Job:
Count how many lines contain "right" and reply with that number only.

>> start Data shown

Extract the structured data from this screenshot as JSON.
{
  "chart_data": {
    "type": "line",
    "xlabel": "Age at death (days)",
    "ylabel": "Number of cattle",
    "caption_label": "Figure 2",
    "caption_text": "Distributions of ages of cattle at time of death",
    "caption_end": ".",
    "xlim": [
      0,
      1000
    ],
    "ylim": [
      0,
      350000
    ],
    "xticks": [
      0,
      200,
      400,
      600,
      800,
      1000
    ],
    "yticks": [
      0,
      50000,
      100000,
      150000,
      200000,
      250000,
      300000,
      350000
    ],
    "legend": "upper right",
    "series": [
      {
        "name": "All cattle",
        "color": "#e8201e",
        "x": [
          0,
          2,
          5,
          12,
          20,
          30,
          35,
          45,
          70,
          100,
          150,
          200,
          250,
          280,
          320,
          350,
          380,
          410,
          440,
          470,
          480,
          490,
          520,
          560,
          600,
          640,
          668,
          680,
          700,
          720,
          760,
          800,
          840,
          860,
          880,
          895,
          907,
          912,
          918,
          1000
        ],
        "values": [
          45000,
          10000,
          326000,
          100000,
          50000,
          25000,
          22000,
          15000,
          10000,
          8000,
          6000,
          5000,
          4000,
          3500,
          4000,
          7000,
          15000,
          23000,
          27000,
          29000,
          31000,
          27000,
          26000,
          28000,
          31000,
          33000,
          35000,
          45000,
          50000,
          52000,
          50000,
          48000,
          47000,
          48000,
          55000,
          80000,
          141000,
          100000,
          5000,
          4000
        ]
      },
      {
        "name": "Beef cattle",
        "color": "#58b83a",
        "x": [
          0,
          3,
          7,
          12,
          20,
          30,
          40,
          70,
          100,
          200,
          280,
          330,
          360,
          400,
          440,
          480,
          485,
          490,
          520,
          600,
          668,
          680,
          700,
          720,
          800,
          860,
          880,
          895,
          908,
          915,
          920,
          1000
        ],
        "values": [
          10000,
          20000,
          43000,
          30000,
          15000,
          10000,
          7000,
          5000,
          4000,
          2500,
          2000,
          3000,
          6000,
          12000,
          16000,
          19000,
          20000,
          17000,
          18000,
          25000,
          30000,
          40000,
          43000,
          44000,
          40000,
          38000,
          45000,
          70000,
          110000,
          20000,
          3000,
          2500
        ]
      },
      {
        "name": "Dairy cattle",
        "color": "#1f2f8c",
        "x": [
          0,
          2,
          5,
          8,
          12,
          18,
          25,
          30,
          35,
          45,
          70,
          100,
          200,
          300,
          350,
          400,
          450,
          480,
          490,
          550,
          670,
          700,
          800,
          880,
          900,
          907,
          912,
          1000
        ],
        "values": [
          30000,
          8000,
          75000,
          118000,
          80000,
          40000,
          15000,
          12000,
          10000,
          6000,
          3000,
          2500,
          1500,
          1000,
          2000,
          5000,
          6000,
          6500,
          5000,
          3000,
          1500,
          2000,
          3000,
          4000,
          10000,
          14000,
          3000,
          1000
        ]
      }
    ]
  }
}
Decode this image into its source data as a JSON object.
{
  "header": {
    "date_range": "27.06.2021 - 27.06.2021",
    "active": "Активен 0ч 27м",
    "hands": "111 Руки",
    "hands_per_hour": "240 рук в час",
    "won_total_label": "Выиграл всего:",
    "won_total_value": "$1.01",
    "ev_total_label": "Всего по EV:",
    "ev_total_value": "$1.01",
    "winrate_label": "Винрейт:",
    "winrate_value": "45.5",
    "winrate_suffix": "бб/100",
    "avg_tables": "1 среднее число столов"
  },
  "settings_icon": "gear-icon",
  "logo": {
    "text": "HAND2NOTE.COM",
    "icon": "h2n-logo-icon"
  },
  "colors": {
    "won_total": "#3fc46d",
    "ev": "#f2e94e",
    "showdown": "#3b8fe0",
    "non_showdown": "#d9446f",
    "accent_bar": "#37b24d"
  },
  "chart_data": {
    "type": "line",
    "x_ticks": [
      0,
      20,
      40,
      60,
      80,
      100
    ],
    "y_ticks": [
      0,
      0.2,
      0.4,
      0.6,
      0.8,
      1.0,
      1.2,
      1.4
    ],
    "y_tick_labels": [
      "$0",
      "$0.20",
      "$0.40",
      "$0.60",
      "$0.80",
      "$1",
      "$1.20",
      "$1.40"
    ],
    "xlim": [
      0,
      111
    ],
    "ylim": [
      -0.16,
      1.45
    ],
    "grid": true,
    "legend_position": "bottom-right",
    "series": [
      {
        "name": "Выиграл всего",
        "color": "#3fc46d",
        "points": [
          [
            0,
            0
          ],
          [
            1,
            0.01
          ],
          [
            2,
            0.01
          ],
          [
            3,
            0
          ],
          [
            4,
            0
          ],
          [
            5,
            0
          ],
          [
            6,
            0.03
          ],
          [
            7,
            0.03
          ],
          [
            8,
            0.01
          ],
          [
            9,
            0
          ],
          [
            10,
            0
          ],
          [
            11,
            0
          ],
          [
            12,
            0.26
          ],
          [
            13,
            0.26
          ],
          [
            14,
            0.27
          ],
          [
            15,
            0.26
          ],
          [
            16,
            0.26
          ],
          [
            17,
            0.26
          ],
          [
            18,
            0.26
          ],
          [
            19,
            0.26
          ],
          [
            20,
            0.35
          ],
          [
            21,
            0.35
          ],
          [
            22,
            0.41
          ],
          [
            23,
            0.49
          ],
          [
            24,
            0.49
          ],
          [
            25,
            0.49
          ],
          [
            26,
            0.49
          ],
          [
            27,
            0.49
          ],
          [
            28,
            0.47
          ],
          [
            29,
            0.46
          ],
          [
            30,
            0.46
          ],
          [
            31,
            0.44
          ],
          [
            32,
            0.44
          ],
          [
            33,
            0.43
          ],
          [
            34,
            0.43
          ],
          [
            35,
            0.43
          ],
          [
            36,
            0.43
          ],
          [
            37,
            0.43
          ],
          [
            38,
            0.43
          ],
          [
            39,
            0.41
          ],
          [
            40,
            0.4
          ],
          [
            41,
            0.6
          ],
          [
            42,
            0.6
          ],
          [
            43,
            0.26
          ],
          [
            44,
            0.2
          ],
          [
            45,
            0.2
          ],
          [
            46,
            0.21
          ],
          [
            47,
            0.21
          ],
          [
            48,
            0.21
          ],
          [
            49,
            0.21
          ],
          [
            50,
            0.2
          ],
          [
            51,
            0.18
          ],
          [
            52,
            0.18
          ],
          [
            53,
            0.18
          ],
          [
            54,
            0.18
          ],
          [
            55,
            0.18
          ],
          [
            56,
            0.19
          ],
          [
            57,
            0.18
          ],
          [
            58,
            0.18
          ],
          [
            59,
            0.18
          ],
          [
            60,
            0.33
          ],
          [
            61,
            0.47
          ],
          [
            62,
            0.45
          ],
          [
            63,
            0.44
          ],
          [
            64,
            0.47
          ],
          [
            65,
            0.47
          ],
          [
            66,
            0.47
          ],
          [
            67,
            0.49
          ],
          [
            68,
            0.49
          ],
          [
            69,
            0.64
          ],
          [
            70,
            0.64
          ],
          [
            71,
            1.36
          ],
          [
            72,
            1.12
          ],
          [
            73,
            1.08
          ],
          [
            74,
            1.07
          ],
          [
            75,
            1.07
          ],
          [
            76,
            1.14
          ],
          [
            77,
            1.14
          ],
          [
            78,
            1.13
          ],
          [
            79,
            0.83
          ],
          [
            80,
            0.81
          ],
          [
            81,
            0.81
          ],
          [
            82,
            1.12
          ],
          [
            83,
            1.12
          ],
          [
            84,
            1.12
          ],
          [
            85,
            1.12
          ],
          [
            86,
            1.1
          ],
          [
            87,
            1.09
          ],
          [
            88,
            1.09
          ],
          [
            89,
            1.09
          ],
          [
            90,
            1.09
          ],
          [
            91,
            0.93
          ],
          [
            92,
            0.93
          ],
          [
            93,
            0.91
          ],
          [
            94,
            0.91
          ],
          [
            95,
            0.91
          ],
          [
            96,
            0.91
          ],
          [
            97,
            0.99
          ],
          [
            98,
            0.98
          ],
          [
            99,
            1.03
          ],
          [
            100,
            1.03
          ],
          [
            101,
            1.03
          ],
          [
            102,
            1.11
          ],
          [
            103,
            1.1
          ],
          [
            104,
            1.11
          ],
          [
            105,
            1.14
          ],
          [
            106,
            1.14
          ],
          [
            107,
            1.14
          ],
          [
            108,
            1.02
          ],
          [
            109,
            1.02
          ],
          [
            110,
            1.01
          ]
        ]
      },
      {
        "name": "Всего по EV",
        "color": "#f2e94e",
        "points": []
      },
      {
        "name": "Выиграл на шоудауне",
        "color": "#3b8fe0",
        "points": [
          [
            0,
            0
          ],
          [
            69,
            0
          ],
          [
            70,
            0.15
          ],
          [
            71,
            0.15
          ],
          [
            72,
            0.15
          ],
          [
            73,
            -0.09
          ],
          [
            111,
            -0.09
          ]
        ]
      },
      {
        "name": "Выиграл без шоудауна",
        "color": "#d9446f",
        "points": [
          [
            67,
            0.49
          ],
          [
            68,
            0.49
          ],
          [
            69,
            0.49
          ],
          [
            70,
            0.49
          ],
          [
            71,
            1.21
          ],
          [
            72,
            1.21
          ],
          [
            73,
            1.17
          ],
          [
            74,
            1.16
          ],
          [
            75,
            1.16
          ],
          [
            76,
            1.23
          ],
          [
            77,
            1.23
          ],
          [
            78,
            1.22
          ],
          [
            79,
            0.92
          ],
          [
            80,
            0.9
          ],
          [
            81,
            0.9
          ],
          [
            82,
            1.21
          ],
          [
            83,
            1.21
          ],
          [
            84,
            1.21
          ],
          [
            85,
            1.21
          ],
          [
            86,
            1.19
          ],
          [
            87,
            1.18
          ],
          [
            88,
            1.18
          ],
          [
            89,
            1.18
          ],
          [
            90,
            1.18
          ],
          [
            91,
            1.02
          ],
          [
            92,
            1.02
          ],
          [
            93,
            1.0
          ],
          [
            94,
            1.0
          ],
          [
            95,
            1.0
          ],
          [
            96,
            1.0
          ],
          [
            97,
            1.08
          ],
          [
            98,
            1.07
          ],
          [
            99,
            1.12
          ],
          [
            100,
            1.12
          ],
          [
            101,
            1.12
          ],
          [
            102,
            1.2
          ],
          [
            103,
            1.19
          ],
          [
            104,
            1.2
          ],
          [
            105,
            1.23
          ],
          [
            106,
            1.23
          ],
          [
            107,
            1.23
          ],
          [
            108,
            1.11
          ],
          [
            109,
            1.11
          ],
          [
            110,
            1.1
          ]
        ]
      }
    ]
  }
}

>> end Data shown

Response:
2